• **EXERCISE OBJECTIVE**: Scan the listing below. Report each line that includes "Ananassaft".

• **TASK INPUTS**:
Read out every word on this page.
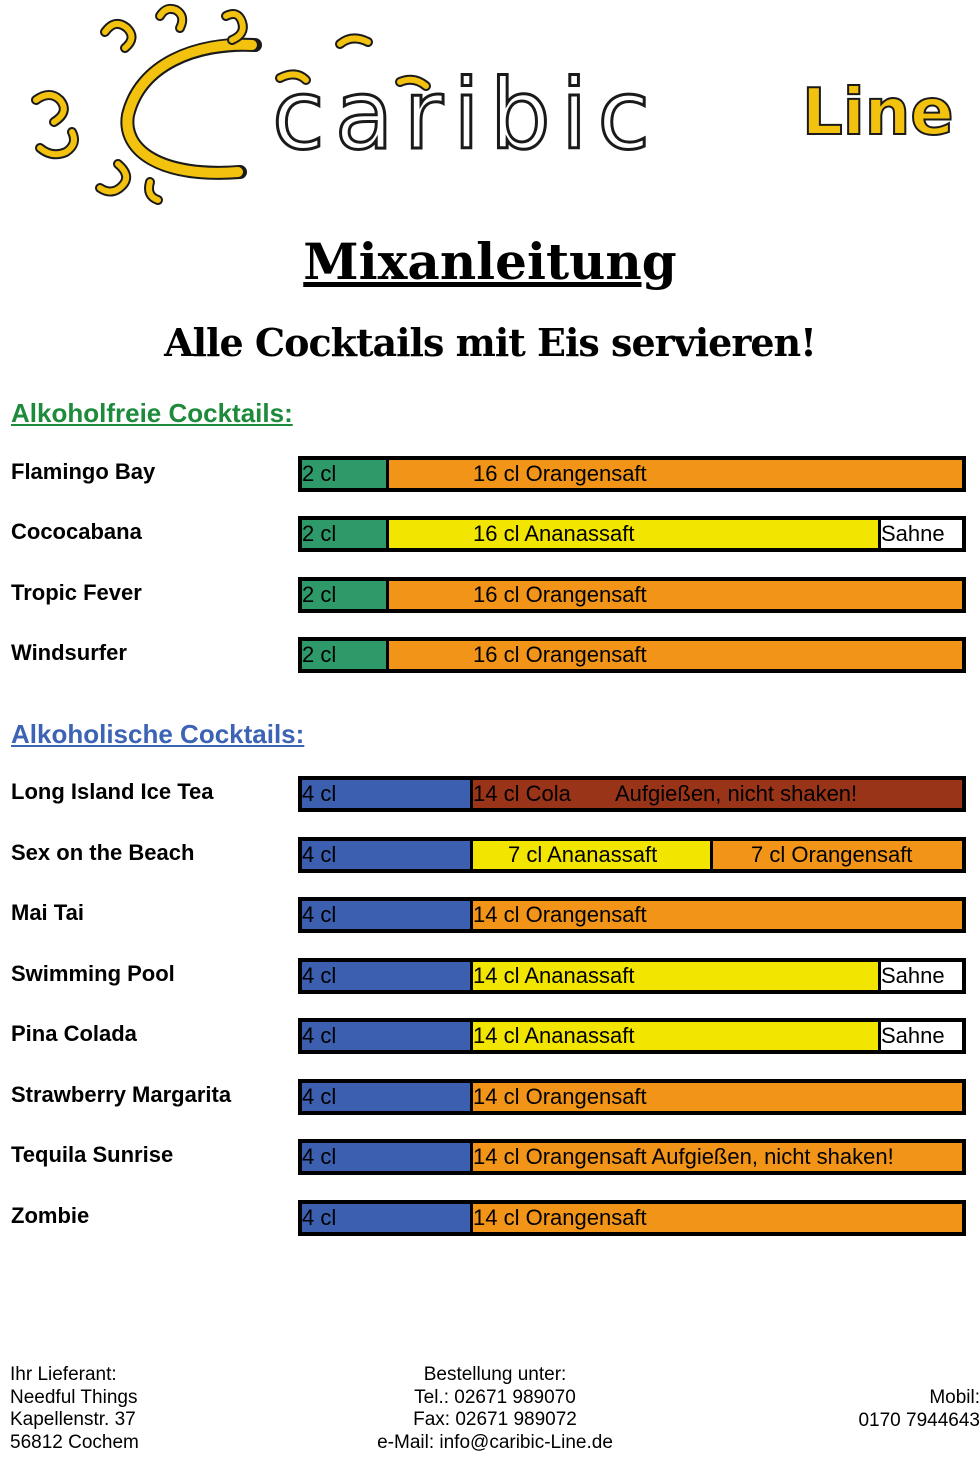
caribic Line
Mixanleitung
Alle Cocktails mit Eis servieren!
Alkoholfreie Cocktails:
Flamingo Bay	2 cl	16 cl Orangensaft
Cococabana	2 cl	16 cl Ananassaft	Sahne
Tropic Fever	2 cl	16 cl Orangensaft
Windsurfer	2 cl	16 cl Orangensaft
Alkoholische Cocktails:
Long Island Ice Tea	4 cl	14 cl Cola	Aufgießen, nicht shaken!
Sex on the Beach	4 cl	7 cl Ananassaft	7 cl Orangensaft
Mai Tai	4 cl	14 cl Orangensaft
Swimming Pool	4 cl	14 cl Ananassaft	Sahne
Pina Colada	4 cl	14 cl Ananassaft	Sahne
Strawberry Margarita	4 cl	14 cl Orangensaft
Tequila Sunrise	4 cl	14 cl Orangensaft Aufgießen, nicht shaken!
Zombie	4 cl	14 cl Orangensaft
Ihr Lieferant:
Needful Things
Kapellenstr. 37
56812 Cochem
Bestellung unter:
Tel.: 02671 989070
Fax: 02671 989072
e-Mail: info@caribic-Line.de
Mobil:
0170 7944643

• **TASK ANSWER**:
Cococabana	2 cl	16 cl Ananassaft	Sahne
Sex on the Beach	4 cl	7 cl Ananassaft	7 cl Orangensaft
Swimming Pool	4 cl	14 cl Ananassaft	Sahne
Pina Colada	4 cl	14 cl Ananassaft	Sahne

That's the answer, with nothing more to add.